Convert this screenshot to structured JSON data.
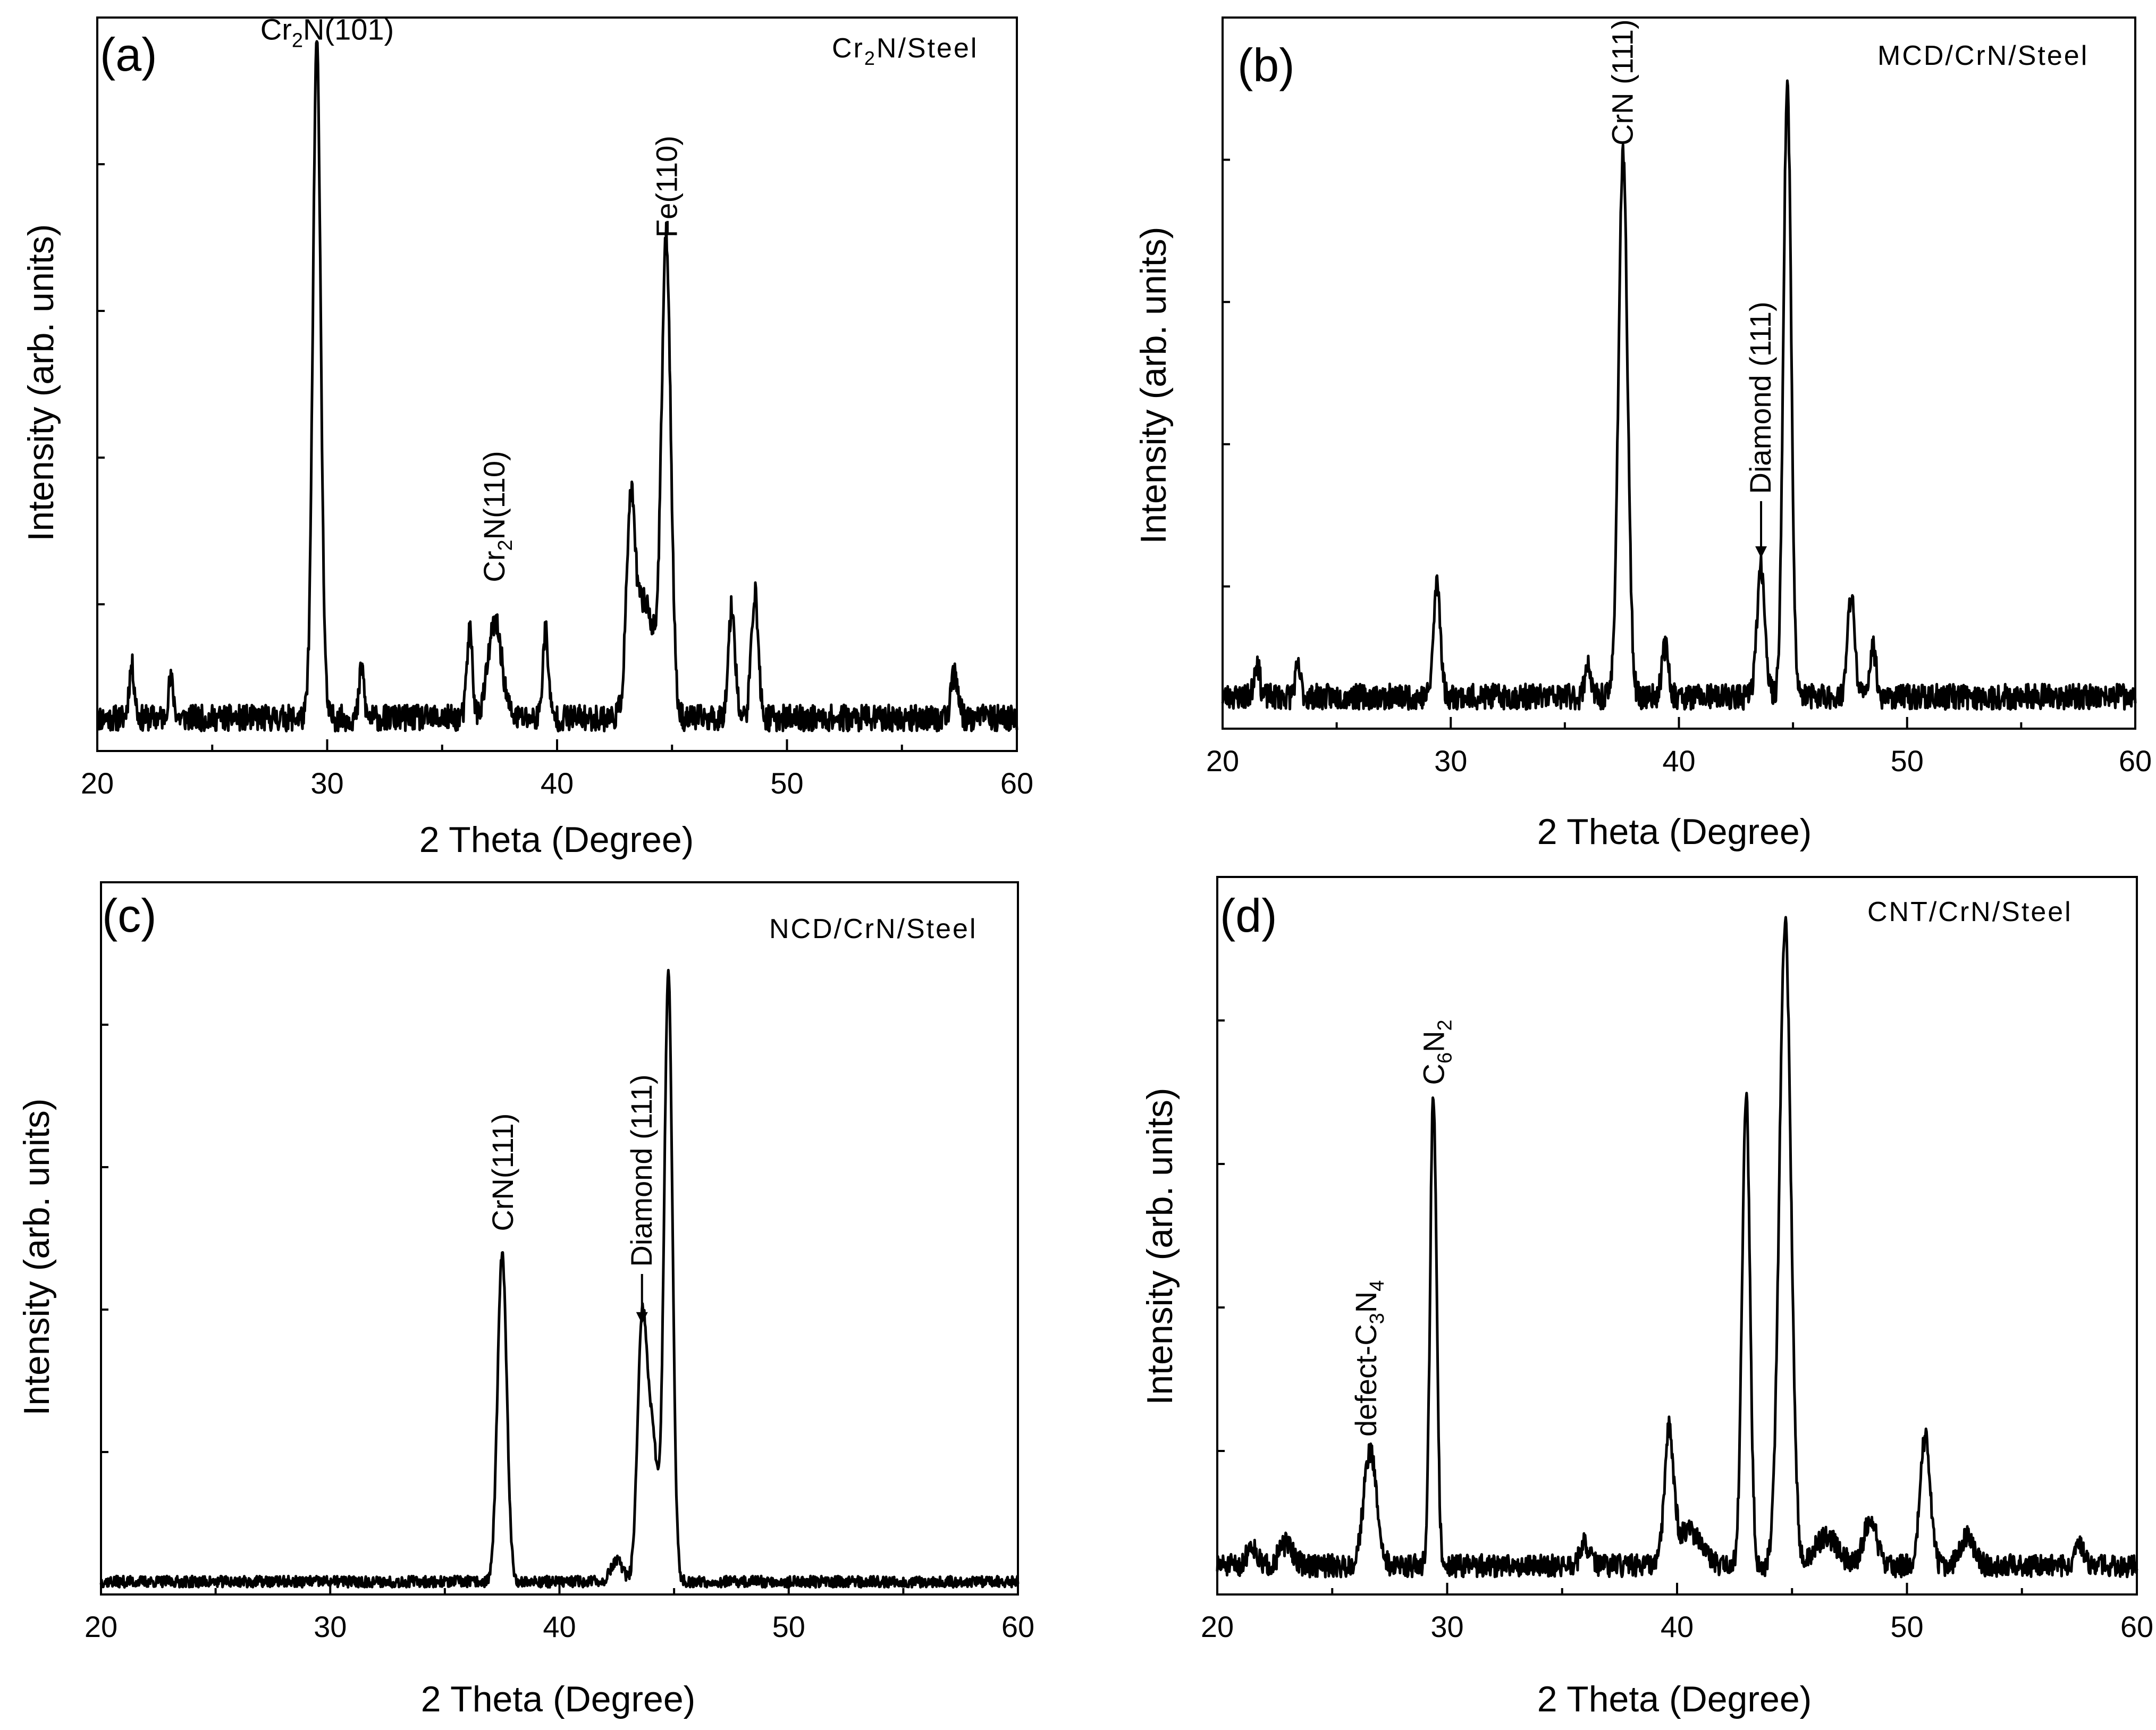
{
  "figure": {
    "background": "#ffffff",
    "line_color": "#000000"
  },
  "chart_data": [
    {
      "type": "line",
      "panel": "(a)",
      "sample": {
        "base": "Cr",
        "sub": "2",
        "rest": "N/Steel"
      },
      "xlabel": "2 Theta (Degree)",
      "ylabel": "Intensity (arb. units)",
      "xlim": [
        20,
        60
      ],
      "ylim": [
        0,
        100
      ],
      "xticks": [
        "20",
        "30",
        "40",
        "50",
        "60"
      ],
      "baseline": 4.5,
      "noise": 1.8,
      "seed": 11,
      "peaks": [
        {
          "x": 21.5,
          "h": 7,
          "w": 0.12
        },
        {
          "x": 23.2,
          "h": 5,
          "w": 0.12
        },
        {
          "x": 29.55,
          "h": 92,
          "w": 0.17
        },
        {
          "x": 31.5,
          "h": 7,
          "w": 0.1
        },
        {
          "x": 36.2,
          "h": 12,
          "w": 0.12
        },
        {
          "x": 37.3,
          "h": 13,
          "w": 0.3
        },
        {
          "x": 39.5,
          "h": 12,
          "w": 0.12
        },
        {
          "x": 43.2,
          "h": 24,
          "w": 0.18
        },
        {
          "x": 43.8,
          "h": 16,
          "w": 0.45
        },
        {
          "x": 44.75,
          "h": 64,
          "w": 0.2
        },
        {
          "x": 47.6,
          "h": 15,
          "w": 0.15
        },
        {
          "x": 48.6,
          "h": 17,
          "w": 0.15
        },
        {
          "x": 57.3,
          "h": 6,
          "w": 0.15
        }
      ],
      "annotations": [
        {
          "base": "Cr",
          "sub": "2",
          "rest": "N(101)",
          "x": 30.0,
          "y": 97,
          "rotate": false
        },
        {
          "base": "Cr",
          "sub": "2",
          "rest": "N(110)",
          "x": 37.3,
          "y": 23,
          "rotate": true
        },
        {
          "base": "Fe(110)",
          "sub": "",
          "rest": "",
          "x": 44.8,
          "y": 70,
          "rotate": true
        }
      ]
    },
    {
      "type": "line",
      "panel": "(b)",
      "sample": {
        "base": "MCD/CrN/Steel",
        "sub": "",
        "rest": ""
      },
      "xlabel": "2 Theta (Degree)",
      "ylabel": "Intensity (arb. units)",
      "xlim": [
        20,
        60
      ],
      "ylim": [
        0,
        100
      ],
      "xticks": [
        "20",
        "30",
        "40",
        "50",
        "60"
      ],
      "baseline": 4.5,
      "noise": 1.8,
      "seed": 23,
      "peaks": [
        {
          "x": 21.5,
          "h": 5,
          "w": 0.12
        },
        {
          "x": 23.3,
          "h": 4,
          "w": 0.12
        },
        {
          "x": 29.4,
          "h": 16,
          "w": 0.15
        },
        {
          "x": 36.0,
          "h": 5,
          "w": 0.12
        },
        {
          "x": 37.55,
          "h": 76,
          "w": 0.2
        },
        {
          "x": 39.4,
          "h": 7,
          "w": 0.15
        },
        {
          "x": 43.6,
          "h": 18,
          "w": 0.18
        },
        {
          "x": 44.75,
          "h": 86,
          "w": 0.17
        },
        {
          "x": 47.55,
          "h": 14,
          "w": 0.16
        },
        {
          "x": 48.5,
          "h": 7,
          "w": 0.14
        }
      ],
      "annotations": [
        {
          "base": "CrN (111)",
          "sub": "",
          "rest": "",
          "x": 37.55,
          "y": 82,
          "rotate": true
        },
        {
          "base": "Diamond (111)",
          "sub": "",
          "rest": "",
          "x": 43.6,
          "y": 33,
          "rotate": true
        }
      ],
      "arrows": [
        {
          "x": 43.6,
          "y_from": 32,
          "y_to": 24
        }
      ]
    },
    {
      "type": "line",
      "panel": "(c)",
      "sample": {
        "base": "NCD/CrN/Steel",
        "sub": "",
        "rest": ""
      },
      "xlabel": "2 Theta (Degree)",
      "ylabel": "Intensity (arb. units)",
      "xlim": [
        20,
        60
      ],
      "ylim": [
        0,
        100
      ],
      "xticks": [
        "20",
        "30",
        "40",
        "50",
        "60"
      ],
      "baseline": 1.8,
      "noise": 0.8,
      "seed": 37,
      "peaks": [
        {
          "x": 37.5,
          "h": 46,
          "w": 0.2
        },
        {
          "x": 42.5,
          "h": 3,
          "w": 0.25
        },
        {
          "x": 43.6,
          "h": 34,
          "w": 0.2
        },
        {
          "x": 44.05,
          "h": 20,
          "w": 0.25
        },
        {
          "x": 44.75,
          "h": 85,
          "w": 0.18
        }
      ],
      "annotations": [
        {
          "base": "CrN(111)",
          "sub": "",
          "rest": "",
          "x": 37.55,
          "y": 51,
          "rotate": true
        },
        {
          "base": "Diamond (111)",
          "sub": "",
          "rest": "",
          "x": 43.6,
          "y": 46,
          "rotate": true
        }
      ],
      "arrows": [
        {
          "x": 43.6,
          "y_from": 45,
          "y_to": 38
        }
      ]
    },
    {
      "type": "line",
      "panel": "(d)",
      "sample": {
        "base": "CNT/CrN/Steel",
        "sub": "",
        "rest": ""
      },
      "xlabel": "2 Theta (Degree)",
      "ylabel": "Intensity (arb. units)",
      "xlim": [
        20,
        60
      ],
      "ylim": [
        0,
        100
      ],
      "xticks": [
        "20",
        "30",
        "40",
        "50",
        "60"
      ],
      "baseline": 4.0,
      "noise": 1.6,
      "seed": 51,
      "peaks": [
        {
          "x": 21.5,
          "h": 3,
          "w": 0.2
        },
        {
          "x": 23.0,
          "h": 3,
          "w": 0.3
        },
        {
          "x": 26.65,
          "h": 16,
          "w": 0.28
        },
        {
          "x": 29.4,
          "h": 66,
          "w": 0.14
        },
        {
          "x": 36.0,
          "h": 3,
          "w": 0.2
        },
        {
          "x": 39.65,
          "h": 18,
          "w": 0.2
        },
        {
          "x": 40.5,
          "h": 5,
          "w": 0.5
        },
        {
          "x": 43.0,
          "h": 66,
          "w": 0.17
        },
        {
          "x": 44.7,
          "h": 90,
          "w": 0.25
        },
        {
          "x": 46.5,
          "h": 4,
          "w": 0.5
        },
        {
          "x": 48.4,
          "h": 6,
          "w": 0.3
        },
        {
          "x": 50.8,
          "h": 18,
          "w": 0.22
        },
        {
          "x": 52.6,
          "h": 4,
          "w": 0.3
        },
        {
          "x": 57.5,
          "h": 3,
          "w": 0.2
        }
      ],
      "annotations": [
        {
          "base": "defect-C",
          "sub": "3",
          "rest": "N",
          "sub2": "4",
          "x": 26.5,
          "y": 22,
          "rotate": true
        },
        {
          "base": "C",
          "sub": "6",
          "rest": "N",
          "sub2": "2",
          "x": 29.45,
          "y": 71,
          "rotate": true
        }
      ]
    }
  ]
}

....

Work to be completed. Your copy should match the records word for word, with the pictures removed.

Task answer.
Convert this screenshot to structured JSON data.
{
  "figure": {
    "background": "#ffffff",
    "line_color": "#000000"
  },
  "chart_data": [
    {
      "type": "line",
      "panel": "(a)",
      "sample": {
        "base": "Cr",
        "sub": "2",
        "rest": "N/Steel"
      },
      "xlabel": "2 Theta (Degree)",
      "ylabel": "Intensity (arb. units)",
      "xlim": [
        20,
        60
      ],
      "ylim": [
        0,
        100
      ],
      "xticks": [
        "20",
        "30",
        "40",
        "50",
        "60"
      ],
      "baseline": 4.5,
      "noise": 1.8,
      "seed": 11,
      "peaks": [
        {
          "x": 21.5,
          "h": 7,
          "w": 0.12
        },
        {
          "x": 23.2,
          "h": 5,
          "w": 0.12
        },
        {
          "x": 29.55,
          "h": 92,
          "w": 0.17
        },
        {
          "x": 31.5,
          "h": 7,
          "w": 0.1
        },
        {
          "x": 36.2,
          "h": 12,
          "w": 0.12
        },
        {
          "x": 37.3,
          "h": 13,
          "w": 0.3
        },
        {
          "x": 39.5,
          "h": 12,
          "w": 0.12
        },
        {
          "x": 43.2,
          "h": 24,
          "w": 0.18
        },
        {
          "x": 43.8,
          "h": 16,
          "w": 0.45
        },
        {
          "x": 44.75,
          "h": 64,
          "w": 0.2
        },
        {
          "x": 47.6,
          "h": 15,
          "w": 0.15
        },
        {
          "x": 48.6,
          "h": 17,
          "w": 0.15
        },
        {
          "x": 57.3,
          "h": 6,
          "w": 0.15
        }
      ],
      "annotations": [
        {
          "base": "Cr",
          "sub": "2",
          "rest": "N(101)",
          "x": 30.0,
          "y": 97,
          "rotate": false
        },
        {
          "base": "Cr",
          "sub": "2",
          "rest": "N(110)",
          "x": 37.3,
          "y": 23,
          "rotate": true
        },
        {
          "base": "Fe(110)",
          "sub": "",
          "rest": "",
          "x": 44.8,
          "y": 70,
          "rotate": true
        }
      ]
    },
    {
      "type": "line",
      "panel": "(b)",
      "sample": {
        "base": "MCD/CrN/Steel",
        "sub": "",
        "rest": ""
      },
      "xlabel": "2 Theta (Degree)",
      "ylabel": "Intensity (arb. units)",
      "xlim": [
        20,
        60
      ],
      "ylim": [
        0,
        100
      ],
      "xticks": [
        "20",
        "30",
        "40",
        "50",
        "60"
      ],
      "baseline": 4.5,
      "noise": 1.8,
      "seed": 23,
      "peaks": [
        {
          "x": 21.5,
          "h": 5,
          "w": 0.12
        },
        {
          "x": 23.3,
          "h": 4,
          "w": 0.12
        },
        {
          "x": 29.4,
          "h": 16,
          "w": 0.15
        },
        {
          "x": 36.0,
          "h": 5,
          "w": 0.12
        },
        {
          "x": 37.55,
          "h": 76,
          "w": 0.2
        },
        {
          "x": 39.4,
          "h": 7,
          "w": 0.15
        },
        {
          "x": 43.6,
          "h": 18,
          "w": 0.18
        },
        {
          "x": 44.75,
          "h": 86,
          "w": 0.17
        },
        {
          "x": 47.55,
          "h": 14,
          "w": 0.16
        },
        {
          "x": 48.5,
          "h": 7,
          "w": 0.14
        }
      ],
      "annotations": [
        {
          "base": "CrN (111)",
          "sub": "",
          "rest": "",
          "x": 37.55,
          "y": 82,
          "rotate": true
        },
        {
          "base": "Diamond (111)",
          "sub": "",
          "rest": "",
          "x": 43.6,
          "y": 33,
          "rotate": true
        }
      ],
      "arrows": [
        {
          "x": 43.6,
          "y_from": 32,
          "y_to": 24
        }
      ]
    },
    {
      "type": "line",
      "panel": "(c)",
      "sample": {
        "base": "NCD/CrN/Steel",
        "sub": "",
        "rest": ""
      },
      "xlabel": "2 Theta (Degree)",
      "ylabel": "Intensity (arb. units)",
      "xlim": [
        20,
        60
      ],
      "ylim": [
        0,
        100
      ],
      "xticks": [
        "20",
        "30",
        "40",
        "50",
        "60"
      ],
      "baseline": 1.8,
      "noise": 0.8,
      "seed": 37,
      "peaks": [
        {
          "x": 37.5,
          "h": 46,
          "w": 0.2
        },
        {
          "x": 42.5,
          "h": 3,
          "w": 0.25
        },
        {
          "x": 43.6,
          "h": 34,
          "w": 0.2
        },
        {
          "x": 44.05,
          "h": 20,
          "w": 0.25
        },
        {
          "x": 44.75,
          "h": 85,
          "w": 0.18
        }
      ],
      "annotations": [
        {
          "base": "CrN(111)",
          "sub": "",
          "rest": "",
          "x": 37.55,
          "y": 51,
          "rotate": true
        },
        {
          "base": "Diamond (111)",
          "sub": "",
          "rest": "",
          "x": 43.6,
          "y": 46,
          "rotate": true
        }
      ],
      "arrows": [
        {
          "x": 43.6,
          "y_from": 45,
          "y_to": 38
        }
      ]
    },
    {
      "type": "line",
      "panel": "(d)",
      "sample": {
        "base": "CNT/CrN/Steel",
        "sub": "",
        "rest": ""
      },
      "xlabel": "2 Theta (Degree)",
      "ylabel": "Intensity (arb. units)",
      "xlim": [
        20,
        60
      ],
      "ylim": [
        0,
        100
      ],
      "xticks": [
        "20",
        "30",
        "40",
        "50",
        "60"
      ],
      "baseline": 4.0,
      "noise": 1.6,
      "seed": 51,
      "peaks": [
        {
          "x": 21.5,
          "h": 3,
          "w": 0.2
        },
        {
          "x": 23.0,
          "h": 3,
          "w": 0.3
        },
        {
          "x": 26.65,
          "h": 16,
          "w": 0.28
        },
        {
          "x": 29.4,
          "h": 66,
          "w": 0.14
        },
        {
          "x": 36.0,
          "h": 3,
          "w": 0.2
        },
        {
          "x": 39.65,
          "h": 18,
          "w": 0.2
        },
        {
          "x": 40.5,
          "h": 5,
          "w": 0.5
        },
        {
          "x": 43.0,
          "h": 66,
          "w": 0.17
        },
        {
          "x": 44.7,
          "h": 90,
          "w": 0.25
        },
        {
          "x": 46.5,
          "h": 4,
          "w": 0.5
        },
        {
          "x": 48.4,
          "h": 6,
          "w": 0.3
        },
        {
          "x": 50.8,
          "h": 18,
          "w": 0.22
        },
        {
          "x": 52.6,
          "h": 4,
          "w": 0.3
        },
        {
          "x": 57.5,
          "h": 3,
          "w": 0.2
        }
      ],
      "annotations": [
        {
          "base": "defect-C",
          "sub": "3",
          "rest": "N",
          "sub2": "4",
          "x": 26.5,
          "y": 22,
          "rotate": true
        },
        {
          "base": "C",
          "sub": "6",
          "rest": "N",
          "sub2": "2",
          "x": 29.45,
          "y": 71,
          "rotate": true
        }
      ]
    }
  ]
}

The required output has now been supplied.